Data entries for graphics
'''

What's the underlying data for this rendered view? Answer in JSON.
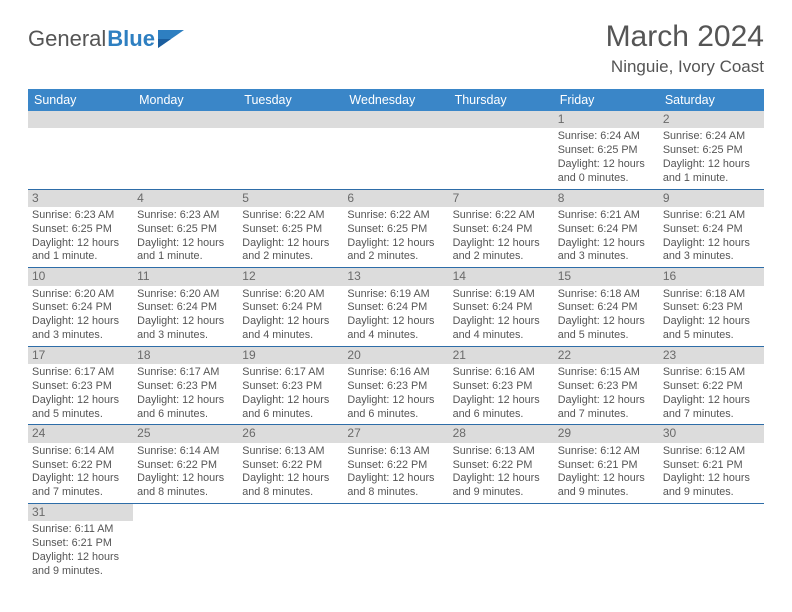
{
  "brand": {
    "part1": "General",
    "part2": "Blue"
  },
  "title": "March 2024",
  "location": "Ninguie, Ivory Coast",
  "colors": {
    "header_bg": "#3a86c8",
    "row_divider": "#2e6da8",
    "daynum_bg": "#dcdcdc",
    "text": "#555555",
    "brand_blue": "#2e7fc1"
  },
  "day_headers": [
    "Sunday",
    "Monday",
    "Tuesday",
    "Wednesday",
    "Thursday",
    "Friday",
    "Saturday"
  ],
  "weeks": [
    [
      {
        "n": "",
        "lines": []
      },
      {
        "n": "",
        "lines": []
      },
      {
        "n": "",
        "lines": []
      },
      {
        "n": "",
        "lines": []
      },
      {
        "n": "",
        "lines": []
      },
      {
        "n": "1",
        "lines": [
          "Sunrise: 6:24 AM",
          "Sunset: 6:25 PM",
          "Daylight: 12 hours and 0 minutes."
        ]
      },
      {
        "n": "2",
        "lines": [
          "Sunrise: 6:24 AM",
          "Sunset: 6:25 PM",
          "Daylight: 12 hours and 1 minute."
        ]
      }
    ],
    [
      {
        "n": "3",
        "lines": [
          "Sunrise: 6:23 AM",
          "Sunset: 6:25 PM",
          "Daylight: 12 hours and 1 minute."
        ]
      },
      {
        "n": "4",
        "lines": [
          "Sunrise: 6:23 AM",
          "Sunset: 6:25 PM",
          "Daylight: 12 hours and 1 minute."
        ]
      },
      {
        "n": "5",
        "lines": [
          "Sunrise: 6:22 AM",
          "Sunset: 6:25 PM",
          "Daylight: 12 hours and 2 minutes."
        ]
      },
      {
        "n": "6",
        "lines": [
          "Sunrise: 6:22 AM",
          "Sunset: 6:25 PM",
          "Daylight: 12 hours and 2 minutes."
        ]
      },
      {
        "n": "7",
        "lines": [
          "Sunrise: 6:22 AM",
          "Sunset: 6:24 PM",
          "Daylight: 12 hours and 2 minutes."
        ]
      },
      {
        "n": "8",
        "lines": [
          "Sunrise: 6:21 AM",
          "Sunset: 6:24 PM",
          "Daylight: 12 hours and 3 minutes."
        ]
      },
      {
        "n": "9",
        "lines": [
          "Sunrise: 6:21 AM",
          "Sunset: 6:24 PM",
          "Daylight: 12 hours and 3 minutes."
        ]
      }
    ],
    [
      {
        "n": "10",
        "lines": [
          "Sunrise: 6:20 AM",
          "Sunset: 6:24 PM",
          "Daylight: 12 hours and 3 minutes."
        ]
      },
      {
        "n": "11",
        "lines": [
          "Sunrise: 6:20 AM",
          "Sunset: 6:24 PM",
          "Daylight: 12 hours and 3 minutes."
        ]
      },
      {
        "n": "12",
        "lines": [
          "Sunrise: 6:20 AM",
          "Sunset: 6:24 PM",
          "Daylight: 12 hours and 4 minutes."
        ]
      },
      {
        "n": "13",
        "lines": [
          "Sunrise: 6:19 AM",
          "Sunset: 6:24 PM",
          "Daylight: 12 hours and 4 minutes."
        ]
      },
      {
        "n": "14",
        "lines": [
          "Sunrise: 6:19 AM",
          "Sunset: 6:24 PM",
          "Daylight: 12 hours and 4 minutes."
        ]
      },
      {
        "n": "15",
        "lines": [
          "Sunrise: 6:18 AM",
          "Sunset: 6:24 PM",
          "Daylight: 12 hours and 5 minutes."
        ]
      },
      {
        "n": "16",
        "lines": [
          "Sunrise: 6:18 AM",
          "Sunset: 6:23 PM",
          "Daylight: 12 hours and 5 minutes."
        ]
      }
    ],
    [
      {
        "n": "17",
        "lines": [
          "Sunrise: 6:17 AM",
          "Sunset: 6:23 PM",
          "Daylight: 12 hours and 5 minutes."
        ]
      },
      {
        "n": "18",
        "lines": [
          "Sunrise: 6:17 AM",
          "Sunset: 6:23 PM",
          "Daylight: 12 hours and 6 minutes."
        ]
      },
      {
        "n": "19",
        "lines": [
          "Sunrise: 6:17 AM",
          "Sunset: 6:23 PM",
          "Daylight: 12 hours and 6 minutes."
        ]
      },
      {
        "n": "20",
        "lines": [
          "Sunrise: 6:16 AM",
          "Sunset: 6:23 PM",
          "Daylight: 12 hours and 6 minutes."
        ]
      },
      {
        "n": "21",
        "lines": [
          "Sunrise: 6:16 AM",
          "Sunset: 6:23 PM",
          "Daylight: 12 hours and 6 minutes."
        ]
      },
      {
        "n": "22",
        "lines": [
          "Sunrise: 6:15 AM",
          "Sunset: 6:23 PM",
          "Daylight: 12 hours and 7 minutes."
        ]
      },
      {
        "n": "23",
        "lines": [
          "Sunrise: 6:15 AM",
          "Sunset: 6:22 PM",
          "Daylight: 12 hours and 7 minutes."
        ]
      }
    ],
    [
      {
        "n": "24",
        "lines": [
          "Sunrise: 6:14 AM",
          "Sunset: 6:22 PM",
          "Daylight: 12 hours and 7 minutes."
        ]
      },
      {
        "n": "25",
        "lines": [
          "Sunrise: 6:14 AM",
          "Sunset: 6:22 PM",
          "Daylight: 12 hours and 8 minutes."
        ]
      },
      {
        "n": "26",
        "lines": [
          "Sunrise: 6:13 AM",
          "Sunset: 6:22 PM",
          "Daylight: 12 hours and 8 minutes."
        ]
      },
      {
        "n": "27",
        "lines": [
          "Sunrise: 6:13 AM",
          "Sunset: 6:22 PM",
          "Daylight: 12 hours and 8 minutes."
        ]
      },
      {
        "n": "28",
        "lines": [
          "Sunrise: 6:13 AM",
          "Sunset: 6:22 PM",
          "Daylight: 12 hours and 9 minutes."
        ]
      },
      {
        "n": "29",
        "lines": [
          "Sunrise: 6:12 AM",
          "Sunset: 6:21 PM",
          "Daylight: 12 hours and 9 minutes."
        ]
      },
      {
        "n": "30",
        "lines": [
          "Sunrise: 6:12 AM",
          "Sunset: 6:21 PM",
          "Daylight: 12 hours and 9 minutes."
        ]
      }
    ],
    [
      {
        "n": "31",
        "lines": [
          "Sunrise: 6:11 AM",
          "Sunset: 6:21 PM",
          "Daylight: 12 hours and 9 minutes."
        ]
      },
      {
        "n": "",
        "lines": []
      },
      {
        "n": "",
        "lines": []
      },
      {
        "n": "",
        "lines": []
      },
      {
        "n": "",
        "lines": []
      },
      {
        "n": "",
        "lines": []
      },
      {
        "n": "",
        "lines": []
      }
    ]
  ]
}
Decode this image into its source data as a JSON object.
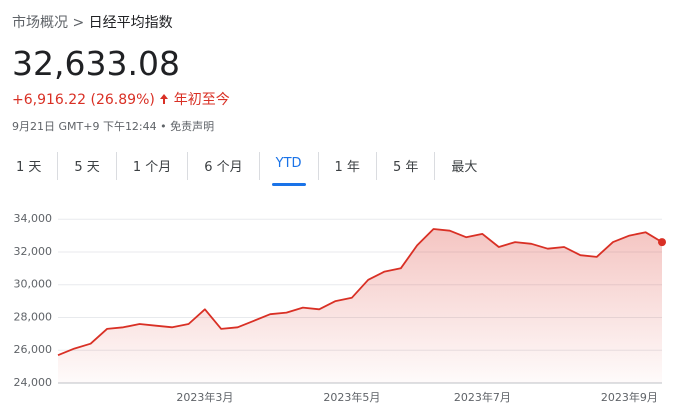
{
  "header": {
    "breadcrumb": [
      "市场概况",
      "日经平均指数"
    ],
    "separator": ">",
    "price": "32,633.08",
    "change": "+6,916.22 (26.89%)",
    "period": "年初至今",
    "timestamp": "9月21日 GMT+9 下午12:44",
    "dot": "•",
    "disclaimer": "免责声明"
  },
  "tabs": [
    "1 天",
    "5 天",
    "1 个月",
    "6 个月",
    "YTD",
    "1 年",
    "5 年",
    "最大"
  ],
  "chart_data": {
    "type": "line",
    "color": "#d93025",
    "grid": true,
    "categories": [
      null,
      null,
      null,
      null,
      null,
      null,
      null,
      null,
      null,
      "2023年3月",
      null,
      null,
      null,
      null,
      null,
      null,
      null,
      null,
      "2023年5月",
      null,
      null,
      null,
      null,
      null,
      null,
      null,
      "2023年7月",
      null,
      null,
      null,
      null,
      null,
      null,
      null,
      null,
      "2023年9月",
      null,
      null
    ],
    "values": [
      25700,
      26100,
      26400,
      27300,
      27400,
      27600,
      27500,
      27400,
      27600,
      28500,
      27300,
      27400,
      27800,
      28200,
      28300,
      28600,
      28500,
      29000,
      29200,
      30300,
      30800,
      31000,
      32400,
      33400,
      33300,
      32900,
      33100,
      32300,
      32600,
      32500,
      32200,
      32300,
      31800,
      31700,
      32600,
      33000,
      33200,
      32600
    ],
    "ylim": [
      24000,
      34500
    ],
    "yticks": [
      {
        "value": 24000,
        "label": "24,000"
      },
      {
        "value": 26000,
        "label": "26,000"
      },
      {
        "value": 28000,
        "label": "28,000"
      },
      {
        "value": 30000,
        "label": "30,000"
      },
      {
        "value": 32000,
        "label": "32,000"
      },
      {
        "value": 34000,
        "label": "34,000"
      }
    ]
  }
}
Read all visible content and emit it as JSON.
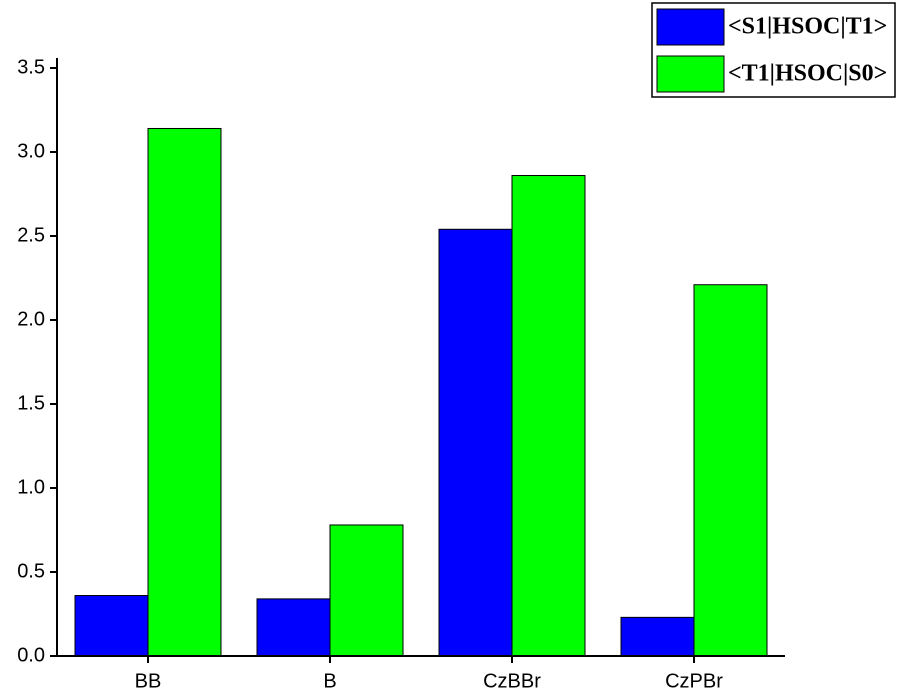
{
  "chart_data": {
    "type": "bar",
    "categories": [
      "BB",
      "B",
      "CzBBr",
      "CzPBr"
    ],
    "series": [
      {
        "name": "<S1|HSOC|T1>",
        "color": "#0000ff",
        "values": [
          0.36,
          0.34,
          2.54,
          0.23
        ]
      },
      {
        "name": "<T1|HSOC|S0>",
        "color": "#00ff00",
        "values": [
          3.14,
          0.78,
          2.86,
          2.21
        ]
      }
    ],
    "ylim": [
      0,
      3.5
    ],
    "yticks": [
      {
        "value": 0,
        "label": "0.0"
      },
      {
        "value": 0.5,
        "label": "0.5"
      },
      {
        "value": 1,
        "label": "1.0"
      },
      {
        "value": 1.5,
        "label": "1.5"
      },
      {
        "value": 2,
        "label": "2.0"
      },
      {
        "value": 2.5,
        "label": "2.5"
      },
      {
        "value": 3,
        "label": "3.0"
      },
      {
        "value": 3.5,
        "label": "3.5"
      }
    ],
    "legend": "upper right"
  }
}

'''

▸ **Stated problem**
Quote exactly, and nothing besides, the lines from the one with "Read all visible content and emit it as JSON." through the end of the records above; include both ends and omit the pictures.

▸ **Problem solution**
Read all visible content and emit it as JSON.
{
  "chart_data": {
    "type": "bar",
    "categories": [
      "BB",
      "B",
      "CzBBr",
      "CzPBr"
    ],
    "series": [
      {
        "name": "<S1|HSOC|T1>",
        "color": "#0000ff",
        "values": [
          0.36,
          0.34,
          2.54,
          0.23
        ]
      },
      {
        "name": "<T1|HSOC|S0>",
        "color": "#00ff00",
        "values": [
          3.14,
          0.78,
          2.86,
          2.21
        ]
      }
    ],
    "ylim": [
      0,
      3.5
    ],
    "yticks": [
      {
        "value": 0,
        "label": "0.0"
      },
      {
        "value": 0.5,
        "label": "0.5"
      },
      {
        "value": 1,
        "label": "1.0"
      },
      {
        "value": 1.5,
        "label": "1.5"
      },
      {
        "value": 2,
        "label": "2.0"
      },
      {
        "value": 2.5,
        "label": "2.5"
      },
      {
        "value": 3,
        "label": "3.0"
      },
      {
        "value": 3.5,
        "label": "3.5"
      }
    ],
    "legend": "upper right"
  }
}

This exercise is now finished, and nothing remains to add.